GIVEN INSTRUCTION
Exclude all pictures, then copy each of the records exactly as written.

Collected data
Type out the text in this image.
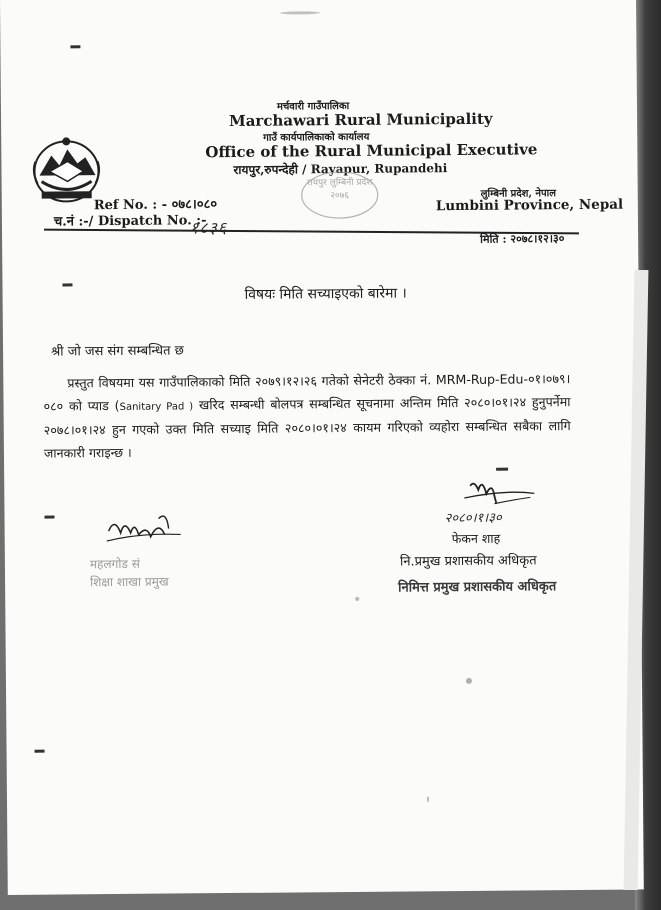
मर्चवारी गाउँपालिका
Marchawari Rural Municipality
गाउँ कार्यपालिकाको कार्यालय
Office of the Rural Municipal Executive
रायपुर,रुपन्देही / Rayapur, Rupandehi
रायपुर लुम्बिनी प्रदेश २०७६	लुम्बिनी प्रदेश, नेपाल
Lumbini Province, Nepal
Ref No. : - ०७८।०८०
च.नं :-/ Dispatch No. :-
१८३६
मिति : २०७८।१२।३०
विषयः मिति सच्याइएको बारेमा ।
श्री जो जस संग सम्बन्धित छ
प्रस्तुत विषयमा यस गाउँपालिकाको मिति २०७९।१२।२६ गतेको सेनेटरी ठेक्का नं. MRM-Rup-Edu-०१।०७९।०८० को प्याड (Sanitary Pad ) खरिद सम्बन्धी बोलपत्र सम्बन्धित सूचनामा अन्तिम मिति २०८०।०१।२४ हुनुपर्नेमा २०७८।०१।२४ हुन गएको उक्त मिति सच्याइ मिति २०८०।०१।२४ कायम गरिएको व्यहोरा सम्बन्धित सबैका लागि जानकारी गराइन्छ ।
महलगोड सं
शिक्षा शाखा प्रमुख
२०८०।१।३०
फेकन शाह
नि.प्रमुख प्रशासकीय अधिकृत
निमित्त प्रमुख प्रशासकीय अधिकृत
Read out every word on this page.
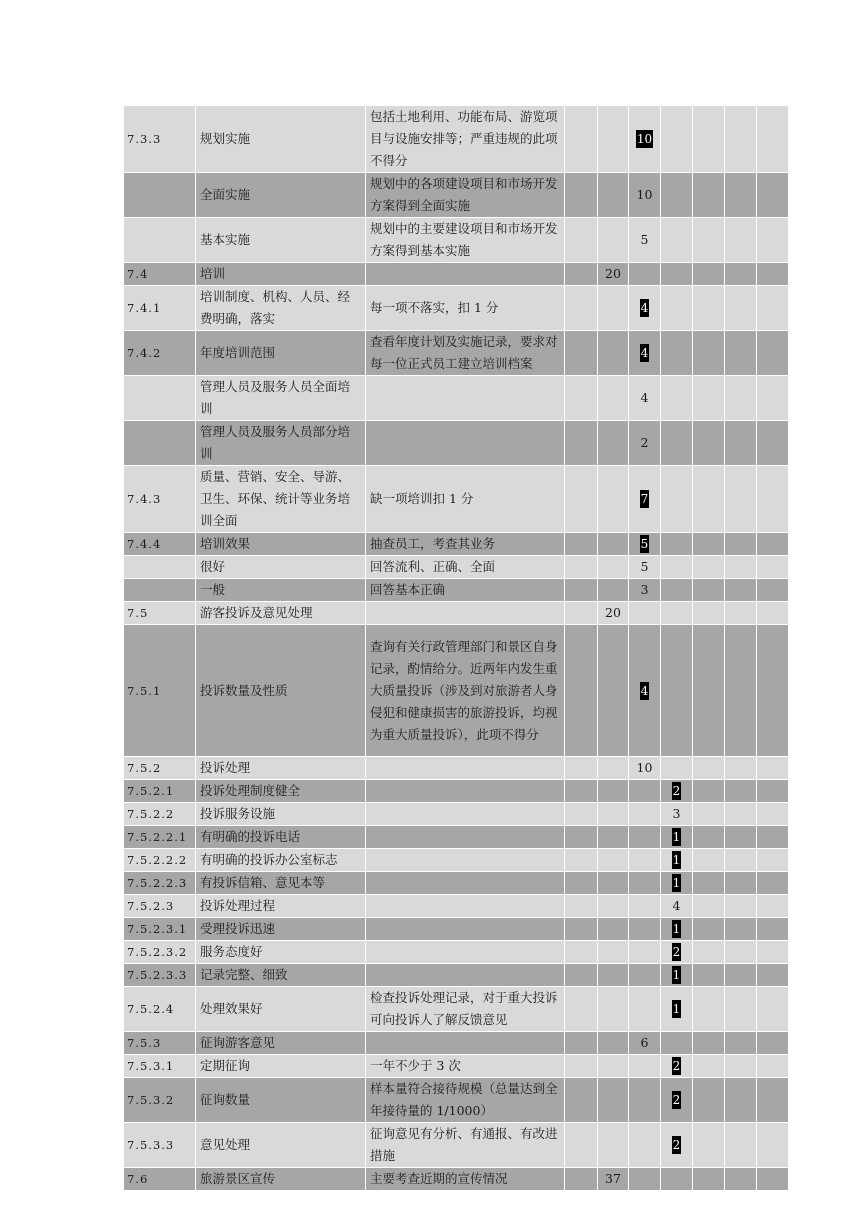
7.3.3	规划实施	包括土地利用、功能布局、游览项目与设施安排等；严重违规的此项不得分			10				
	全面实施	规划中的各项建设项目和市场开发方案得到全面实施			10				
	基本实施	规划中的主要建设项目和市场开发方案得到基本实施			5				
7.4	培训			20					
7.4.1	培训制度、机构、人员、经费明确，落实	每一项不落实，扣 1 分			4				
7.4.2	年度培训范围	查看年度计划及实施记录，要求对每一位正式员工建立培训档案			4				
	管理人员及服务人员全面培训				4				
	管理人员及服务人员部分培训				2				
7.4.3	质量、营销、安全、导游、卫生、环保、统计等业务培训全面	缺一项培训扣 1 分			7				
7.4.4	培训效果	抽查员工，考查其业务			5				
	很好	回答流利、正确、全面			5				
	一般	回答基本正确			3				
7.5	游客投诉及意见处理			20					
7.5.1	投诉数量及性质	查询有关行政管理部门和景区自身记录，酌情给分。近两年内发生重大质量投诉（涉及到对旅游者人身侵犯和健康损害的旅游投诉，均视为重大质量投诉），此项不得分			4				
7.5.2	投诉处理				10				
7.5.2.1	投诉处理制度健全					2			
7.5.2.2	投诉服务设施					3			
7.5.2.2.1	有明确的投诉电话					1			
7.5.2.2.2	有明确的投诉办公室标志					1			
7.5.2.2.3	有投诉信箱、意见本等					1			
7.5.2.3	投诉处理过程					4			
7.5.2.3.1	受理投诉迅速					1			
7.5.2.3.2	服务态度好					2			
7.5.2.3.3	记录完整、细致					1			
7.5.2.4	处理效果好	检查投诉处理记录，对于重大投诉可向投诉人了解反馈意见				1			
7.5.3	征询游客意见				6				
7.5.3.1	定期征询	一年不少于 3 次				2			
7.5.3.2	征询数量	样本量符合接待规模（总量达到全年接待量的 1/1000）				2			
7.5.3.3	意见处理	征询意见有分析、有通报、有改进措施				2			
7.6	旅游景区宣传	主要考查近期的宣传情况		37					
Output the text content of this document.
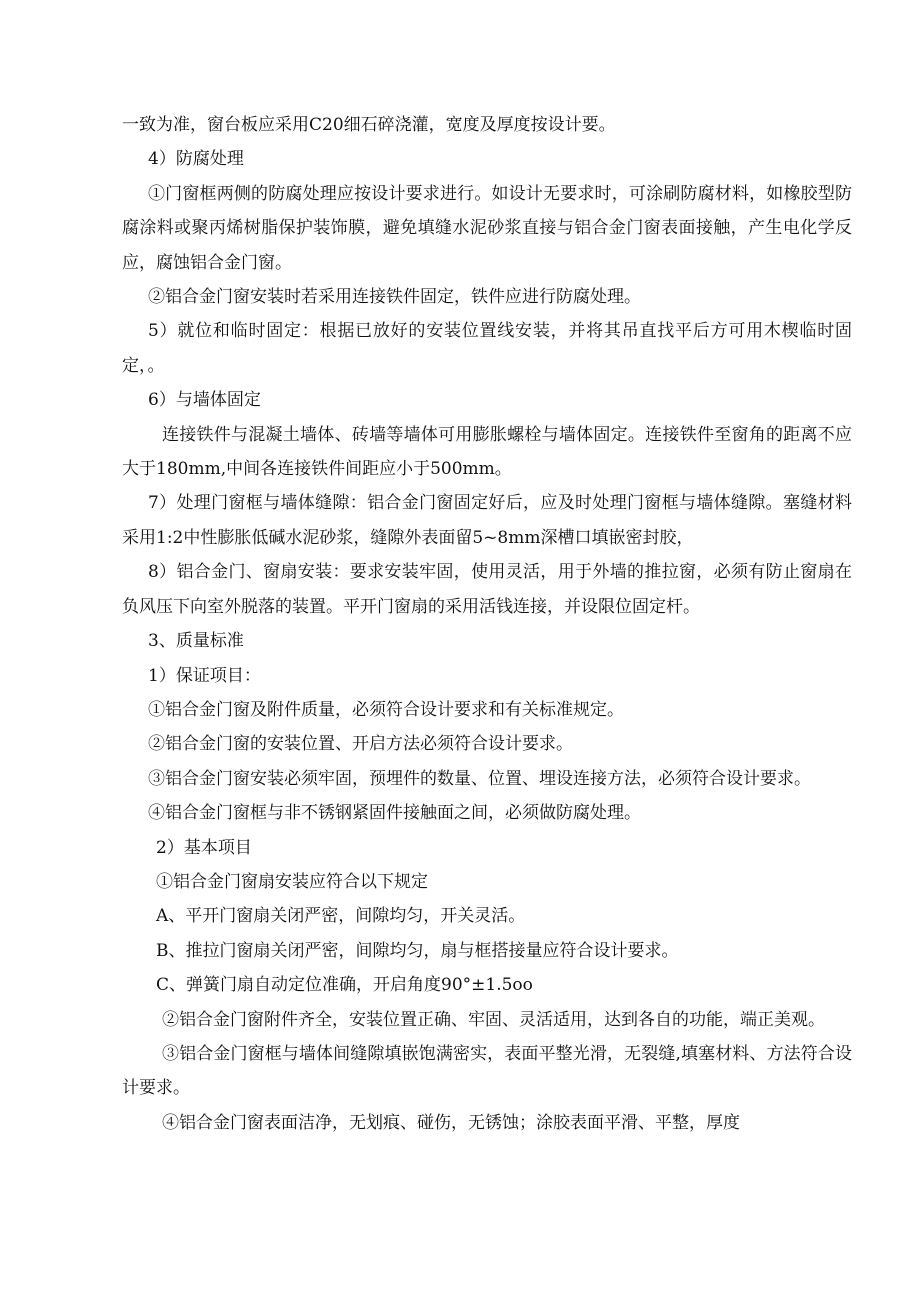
一致为准，窗台板应采用C20细石碎浇灌，宽度及厚度按设计要。

4）防腐处理

①门窗框两侧的防腐处理应按设计要求进行。如设计无要求时，可涂刷防腐材料，如橡胶型防腐涂料或聚丙烯树脂保护装饰膜，避免填缝水泥砂浆直接与铝合金门窗表面接触，产生电化学反应，腐蚀铝合金门窗。

②铝合金门窗安装时若采用连接铁件固定，铁件应进行防腐处理。

5）就位和临时固定：根据已放好的安装位置线安装，并将其吊直找平后方可用木楔临时固定，。

6）与墙体固定

连接铁件与混凝土墙体、砖墙等墙体可用膨胀螺栓与墙体固定。连接铁件至窗角的距离不应大于180mm,中间各连接铁件间距应小于500mm。

7）处理门窗框与墙体缝隙：铝合金门窗固定好后，应及时处理门窗框与墙体缝隙。塞缝材料采用1:2中性膨胀低碱水泥砂浆，缝隙外表面留5~8mm深槽口填嵌密封胶，

8）铝合金门、窗扇安装：要求安装牢固，使用灵活，用于外墙的推拉窗，必须有防止窗扇在负风压下向室外脱落的装置。平开门窗扇的采用活钱连接，并设限位固定杆。

3、质量标准

1）保证项目：

①铝合金门窗及附件质量，必须符合设计要求和有关标准规定。

②铝合金门窗的安装位置、开启方法必须符合设计要求。

③铝合金门窗安装必须牢固，预埋件的数量、位置、埋设连接方法，必须符合设计要求。

④铝合金门窗框与非不锈钢紧固件接触面之间，必须做防腐处理。

2）基本项目

①铝合金门窗扇安装应符合以下规定

A、平开门窗扇关闭严密，间隙均匀，开关灵活。

B、推拉门窗扇关闭严密，间隙均匀，扇与框搭接量应符合设计要求。

C、弹簧门扇自动定位准确，开启角度90°±1.5oo

②铝合金门窗附件齐全，安装位置正确、牢固、灵活适用，达到各自的功能，端正美观。

③铝合金门窗框与墙体间缝隙填嵌饱满密实，表面平整光滑，无裂缝,填塞材料、方法符合设计要求。

④铝合金门窗表面洁净，无划痕、碰伤，无锈蚀；涂胶表面平滑、平整，厚度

WRITTEN RESPONSE
Type out the text in this image.
मर्चवारी गाउँपालिका
Marchawari Rural Municipality
गाउँ कार्यपालिकाको कार्यालय
Office of the Rural Municipal Executive
रायपुर,रुपन्देही / Rayapur, Rupandehi
रायपुर लुम्बिनी प्रदेश २०७६	लुम्बिनी प्रदेश, नेपाल
Lumbini Province, Nepal
Ref No. : - ०७८।०८०
च.नं :-/ Dispatch No. :-
१८३६
मिति : २०७८।१२।३०
विषयः मिति सच्याइएको बारेमा ।
श्री जो जस संग सम्बन्धित छ
प्रस्तुत विषयमा यस गाउँपालिकाको मिति २०७९।१२।२६ गतेको सेनेटरी ठेक्का नं. MRM-Rup-Edu-०१।०७९।०८० को प्याड (Sanitary Pad ) खरिद सम्बन्धी बोलपत्र सम्बन्धित सूचनामा अन्तिम मिति २०८०।०१।२४ हुनुपर्नेमा २०७८।०१।२४ हुन गएको उक्त मिति सच्याइ मिति २०८०।०१।२४ कायम गरिएको व्यहोरा सम्बन्धित सबैका लागि जानकारी गराइन्छ ।
महलगोड सं
शिक्षा शाखा प्रमुख
२०८०।१।३०
फेकन शाह
नि.प्रमुख प्रशासकीय अधिकृत
निमित्त प्रमुख प्रशासकीय अधिकृत
Read out every word on this page.
7.3.3	规划实施	包括土地利用、功能布局、游览项目与设施安排等；严重违规的此项不得分			10				
	全面实施	规划中的各项建设项目和市场开发方案得到全面实施			10				
	基本实施	规划中的主要建设项目和市场开发方案得到基本实施			5				
7.4	培训			20					
7.4.1	培训制度、机构、人员、经费明确，落实	每一项不落实，扣 1 分			4				
7.4.2	年度培训范围	查看年度计划及实施记录，要求对每一位正式员工建立培训档案			4				
	管理人员及服务人员全面培训				4				
	管理人员及服务人员部分培训				2				
7.4.3	质量、营销、安全、导游、卫生、环保、统计等业务培训全面	缺一项培训扣 1 分			7				
7.4.4	培训效果	抽查员工，考查其业务			5				
	很好	回答流利、正确、全面			5				
	一般	回答基本正确			3				
7.5	游客投诉及意见处理			20					
7.5.1	投诉数量及性质	查询有关行政管理部门和景区自身记录，酌情给分。近两年内发生重大质量投诉（涉及到对旅游者人身侵犯和健康损害的旅游投诉，均视为重大质量投诉），此项不得分			4				
7.5.2	投诉处理				10				
7.5.2.1	投诉处理制度健全					2			
7.5.2.2	投诉服务设施					3			
7.5.2.2.1	有明确的投诉电话					1			
7.5.2.2.2	有明确的投诉办公室标志					1			
7.5.2.2.3	有投诉信箱、意见本等					1			
7.5.2.3	投诉处理过程					4			
7.5.2.3.1	受理投诉迅速					1			
7.5.2.3.2	服务态度好					2			
7.5.2.3.3	记录完整、细致					1			
7.5.2.4	处理效果好	检查投诉处理记录，对于重大投诉可向投诉人了解反馈意见				1			
7.5.3	征询游客意见				6				
7.5.3.1	定期征询	一年不少于 3 次				2			
7.5.3.2	征询数量	样本量符合接待规模（总量达到全年接待量的 1/1000）				2			
7.5.3.3	意见处理	征询意见有分析、有通报、有改进措施				2			
7.6	旅游景区宣传	主要考查近期的宣传情况		37					
Output the text content of this document.
一致为准，窗台板应采用C20细石碎浇灌，宽度及厚度按设计要。

4）防腐处理

①门窗框两侧的防腐处理应按设计要求进行。如设计无要求时，可涂刷防腐材料，如橡胶型防腐涂料或聚丙烯树脂保护装饰膜，避免填缝水泥砂浆直接与铝合金门窗表面接触，产生电化学反应，腐蚀铝合金门窗。

②铝合金门窗安装时若采用连接铁件固定，铁件应进行防腐处理。

5）就位和临时固定：根据已放好的安装位置线安装，并将其吊直找平后方可用木楔临时固定，。

6）与墙体固定

连接铁件与混凝土墙体、砖墙等墙体可用膨胀螺栓与墙体固定。连接铁件至窗角的距离不应大于180mm,中间各连接铁件间距应小于500mm。

7）处理门窗框与墙体缝隙：铝合金门窗固定好后，应及时处理门窗框与墙体缝隙。塞缝材料采用1:2中性膨胀低碱水泥砂浆，缝隙外表面留5~8mm深槽口填嵌密封胶，

8）铝合金门、窗扇安装：要求安装牢固，使用灵活，用于外墙的推拉窗，必须有防止窗扇在负风压下向室外脱落的装置。平开门窗扇的采用活钱连接，并设限位固定杆。

3、质量标准

1）保证项目：

①铝合金门窗及附件质量，必须符合设计要求和有关标准规定。

②铝合金门窗的安装位置、开启方法必须符合设计要求。

③铝合金门窗安装必须牢固，预埋件的数量、位置、埋设连接方法，必须符合设计要求。

④铝合金门窗框与非不锈钢紧固件接触面之间，必须做防腐处理。

2）基本项目

①铝合金门窗扇安装应符合以下规定

A、平开门窗扇关闭严密，间隙均匀，开关灵活。

B、推拉门窗扇关闭严密，间隙均匀，扇与框搭接量应符合设计要求。

C、弹簧门扇自动定位准确，开启角度90°±1.5oo

②铝合金门窗附件齐全，安装位置正确、牢固、灵活适用，达到各自的功能，端正美观。

③铝合金门窗框与墙体间缝隙填嵌饱满密实，表面平整光滑，无裂缝,填塞材料、方法符合设计要求。

④铝合金门窗表面洁净，无划痕、碰伤，无锈蚀；涂胶表面平滑、平整，厚度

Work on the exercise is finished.